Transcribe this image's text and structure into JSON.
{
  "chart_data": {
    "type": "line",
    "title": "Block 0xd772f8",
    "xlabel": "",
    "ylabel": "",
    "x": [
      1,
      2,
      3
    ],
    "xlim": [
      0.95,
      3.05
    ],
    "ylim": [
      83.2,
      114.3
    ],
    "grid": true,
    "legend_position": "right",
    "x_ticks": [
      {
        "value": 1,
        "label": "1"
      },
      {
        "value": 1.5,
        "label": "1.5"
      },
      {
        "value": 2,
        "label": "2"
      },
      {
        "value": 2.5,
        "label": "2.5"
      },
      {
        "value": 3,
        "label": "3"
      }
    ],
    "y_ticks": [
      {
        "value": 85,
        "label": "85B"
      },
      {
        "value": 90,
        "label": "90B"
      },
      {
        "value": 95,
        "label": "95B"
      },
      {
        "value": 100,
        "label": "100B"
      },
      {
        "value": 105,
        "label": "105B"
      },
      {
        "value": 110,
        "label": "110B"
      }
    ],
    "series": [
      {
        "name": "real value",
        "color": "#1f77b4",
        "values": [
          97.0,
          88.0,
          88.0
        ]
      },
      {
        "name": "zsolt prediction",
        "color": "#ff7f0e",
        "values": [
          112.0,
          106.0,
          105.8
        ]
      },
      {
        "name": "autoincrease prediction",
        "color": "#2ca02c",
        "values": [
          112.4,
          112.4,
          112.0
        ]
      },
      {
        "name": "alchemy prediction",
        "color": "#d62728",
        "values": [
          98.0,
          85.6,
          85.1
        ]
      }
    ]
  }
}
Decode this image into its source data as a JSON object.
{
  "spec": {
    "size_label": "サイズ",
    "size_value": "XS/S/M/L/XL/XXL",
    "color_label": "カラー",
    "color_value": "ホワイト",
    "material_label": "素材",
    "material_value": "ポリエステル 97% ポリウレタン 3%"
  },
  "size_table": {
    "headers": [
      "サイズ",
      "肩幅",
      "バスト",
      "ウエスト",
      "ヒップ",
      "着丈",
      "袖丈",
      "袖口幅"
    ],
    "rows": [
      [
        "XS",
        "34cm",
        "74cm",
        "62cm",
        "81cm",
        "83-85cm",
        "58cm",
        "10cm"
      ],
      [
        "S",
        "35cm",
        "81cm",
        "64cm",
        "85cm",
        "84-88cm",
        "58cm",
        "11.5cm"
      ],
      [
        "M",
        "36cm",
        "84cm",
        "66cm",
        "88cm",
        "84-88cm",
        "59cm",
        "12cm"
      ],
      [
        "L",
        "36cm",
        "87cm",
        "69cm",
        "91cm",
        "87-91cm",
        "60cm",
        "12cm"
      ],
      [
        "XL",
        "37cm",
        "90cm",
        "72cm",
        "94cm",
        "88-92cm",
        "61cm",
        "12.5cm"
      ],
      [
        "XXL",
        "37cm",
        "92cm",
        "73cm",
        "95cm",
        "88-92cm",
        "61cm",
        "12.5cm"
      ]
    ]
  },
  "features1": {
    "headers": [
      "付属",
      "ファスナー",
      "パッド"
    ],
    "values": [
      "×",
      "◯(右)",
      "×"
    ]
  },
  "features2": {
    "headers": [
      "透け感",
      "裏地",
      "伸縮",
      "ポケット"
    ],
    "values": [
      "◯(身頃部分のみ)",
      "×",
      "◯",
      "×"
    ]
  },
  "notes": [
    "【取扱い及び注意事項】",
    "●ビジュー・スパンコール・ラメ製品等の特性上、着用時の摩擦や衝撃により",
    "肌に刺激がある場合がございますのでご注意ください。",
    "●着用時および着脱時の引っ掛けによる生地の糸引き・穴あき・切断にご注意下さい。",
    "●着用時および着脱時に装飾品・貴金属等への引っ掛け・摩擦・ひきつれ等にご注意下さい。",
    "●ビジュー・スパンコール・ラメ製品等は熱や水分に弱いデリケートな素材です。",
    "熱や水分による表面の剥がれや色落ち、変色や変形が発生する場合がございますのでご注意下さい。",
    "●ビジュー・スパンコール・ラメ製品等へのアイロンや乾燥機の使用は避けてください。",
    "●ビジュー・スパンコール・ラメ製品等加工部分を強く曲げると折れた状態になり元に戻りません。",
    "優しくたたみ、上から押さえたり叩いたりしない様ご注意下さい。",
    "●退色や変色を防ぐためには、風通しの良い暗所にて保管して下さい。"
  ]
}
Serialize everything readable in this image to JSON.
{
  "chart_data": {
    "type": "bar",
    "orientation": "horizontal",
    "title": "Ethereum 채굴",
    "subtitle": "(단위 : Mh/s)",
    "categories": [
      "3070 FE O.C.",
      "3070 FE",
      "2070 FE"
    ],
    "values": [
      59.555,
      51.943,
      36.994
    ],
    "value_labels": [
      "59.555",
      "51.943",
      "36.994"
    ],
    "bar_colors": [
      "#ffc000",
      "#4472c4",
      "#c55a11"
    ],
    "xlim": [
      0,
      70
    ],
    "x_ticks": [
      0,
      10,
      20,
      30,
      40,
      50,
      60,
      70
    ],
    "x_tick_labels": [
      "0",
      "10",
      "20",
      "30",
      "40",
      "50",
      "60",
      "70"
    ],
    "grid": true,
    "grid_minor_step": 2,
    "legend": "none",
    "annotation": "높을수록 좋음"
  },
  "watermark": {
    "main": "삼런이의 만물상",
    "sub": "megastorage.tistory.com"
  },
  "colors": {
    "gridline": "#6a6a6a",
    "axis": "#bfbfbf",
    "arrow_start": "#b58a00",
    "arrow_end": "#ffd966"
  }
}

**Work to complete:**
Go through the listing and copy all of it exactly.

**Finished task:**
Transcribe this image's text and structure into JSON.
{
  "chart_data": {
    "type": "line",
    "title": "Block 0xd772f8",
    "xlabel": "",
    "ylabel": "",
    "x": [
      1,
      2,
      3
    ],
    "xlim": [
      0.95,
      3.05
    ],
    "ylim": [
      83.2,
      114.3
    ],
    "grid": true,
    "legend_position": "right",
    "x_ticks": [
      {
        "value": 1,
        "label": "1"
      },
      {
        "value": 1.5,
        "label": "1.5"
      },
      {
        "value": 2,
        "label": "2"
      },
      {
        "value": 2.5,
        "label": "2.5"
      },
      {
        "value": 3,
        "label": "3"
      }
    ],
    "y_ticks": [
      {
        "value": 85,
        "label": "85B"
      },
      {
        "value": 90,
        "label": "90B"
      },
      {
        "value": 95,
        "label": "95B"
      },
      {
        "value": 100,
        "label": "100B"
      },
      {
        "value": 105,
        "label": "105B"
      },
      {
        "value": 110,
        "label": "110B"
      }
    ],
    "series": [
      {
        "name": "real value",
        "color": "#1f77b4",
        "values": [
          97.0,
          88.0,
          88.0
        ]
      },
      {
        "name": "zsolt prediction",
        "color": "#ff7f0e",
        "values": [
          112.0,
          106.0,
          105.8
        ]
      },
      {
        "name": "autoincrease prediction",
        "color": "#2ca02c",
        "values": [
          112.4,
          112.4,
          112.0
        ]
      },
      {
        "name": "alchemy prediction",
        "color": "#d62728",
        "values": [
          98.0,
          85.6,
          85.1
        ]
      }
    ]
  }
}
Decode this image into its source data as a JSON object.
{
  "spec": {
    "size_label": "サイズ",
    "size_value": "XS/S/M/L/XL/XXL",
    "color_label": "カラー",
    "color_value": "ホワイト",
    "material_label": "素材",
    "material_value": "ポリエステル 97% ポリウレタン 3%"
  },
  "size_table": {
    "headers": [
      "サイズ",
      "肩幅",
      "バスト",
      "ウエスト",
      "ヒップ",
      "着丈",
      "袖丈",
      "袖口幅"
    ],
    "rows": [
      [
        "XS",
        "34cm",
        "74cm",
        "62cm",
        "81cm",
        "83-85cm",
        "58cm",
        "10cm"
      ],
      [
        "S",
        "35cm",
        "81cm",
        "64cm",
        "85cm",
        "84-88cm",
        "58cm",
        "11.5cm"
      ],
      [
        "M",
        "36cm",
        "84cm",
        "66cm",
        "88cm",
        "84-88cm",
        "59cm",
        "12cm"
      ],
      [
        "L",
        "36cm",
        "87cm",
        "69cm",
        "91cm",
        "87-91cm",
        "60cm",
        "12cm"
      ],
      [
        "XL",
        "37cm",
        "90cm",
        "72cm",
        "94cm",
        "88-92cm",
        "61cm",
        "12.5cm"
      ],
      [
        "XXL",
        "37cm",
        "92cm",
        "73cm",
        "95cm",
        "88-92cm",
        "61cm",
        "12.5cm"
      ]
    ]
  },
  "features1": {
    "headers": [
      "付属",
      "ファスナー",
      "パッド"
    ],
    "values": [
      "×",
      "◯(右)",
      "×"
    ]
  },
  "features2": {
    "headers": [
      "透け感",
      "裏地",
      "伸縮",
      "ポケット"
    ],
    "values": [
      "◯(身頃部分のみ)",
      "×",
      "◯",
      "×"
    ]
  },
  "notes": [
    "【取扱い及び注意事項】",
    "●ビジュー・スパンコール・ラメ製品等の特性上、着用時の摩擦や衝撃により",
    "肌に刺激がある場合がございますのでご注意ください。",
    "●着用時および着脱時の引っ掛けによる生地の糸引き・穴あき・切断にご注意下さい。",
    "●着用時および着脱時に装飾品・貴金属等への引っ掛け・摩擦・ひきつれ等にご注意下さい。",
    "●ビジュー・スパンコール・ラメ製品等は熱や水分に弱いデリケートな素材です。",
    "熱や水分による表面の剥がれや色落ち、変色や変形が発生する場合がございますのでご注意下さい。",
    "●ビジュー・スパンコール・ラメ製品等へのアイロンや乾燥機の使用は避けてください。",
    "●ビジュー・スパンコール・ラメ製品等加工部分を強く曲げると折れた状態になり元に戻りません。",
    "優しくたたみ、上から押さえたり叩いたりしない様ご注意下さい。",
    "●退色や変色を防ぐためには、風通しの良い暗所にて保管して下さい。"
  ]
}
Serialize everything readable in this image to JSON.
{
  "chart_data": {
    "type": "bar",
    "orientation": "horizontal",
    "title": "Ethereum 채굴",
    "subtitle": "(단위 : Mh/s)",
    "categories": [
      "3070 FE O.C.",
      "3070 FE",
      "2070 FE"
    ],
    "values": [
      59.555,
      51.943,
      36.994
    ],
    "value_labels": [
      "59.555",
      "51.943",
      "36.994"
    ],
    "bar_colors": [
      "#ffc000",
      "#4472c4",
      "#c55a11"
    ],
    "xlim": [
      0,
      70
    ],
    "x_ticks": [
      0,
      10,
      20,
      30,
      40,
      50,
      60,
      70
    ],
    "x_tick_labels": [
      "0",
      "10",
      "20",
      "30",
      "40",
      "50",
      "60",
      "70"
    ],
    "grid": true,
    "grid_minor_step": 2,
    "legend": "none",
    "annotation": "높을수록 좋음"
  },
  "watermark": {
    "main": "삼런이의 만물상",
    "sub": "megastorage.tistory.com"
  },
  "colors": {
    "gridline": "#6a6a6a",
    "axis": "#bfbfbf",
    "arrow_start": "#b58a00",
    "arrow_end": "#ffd966"
  }
}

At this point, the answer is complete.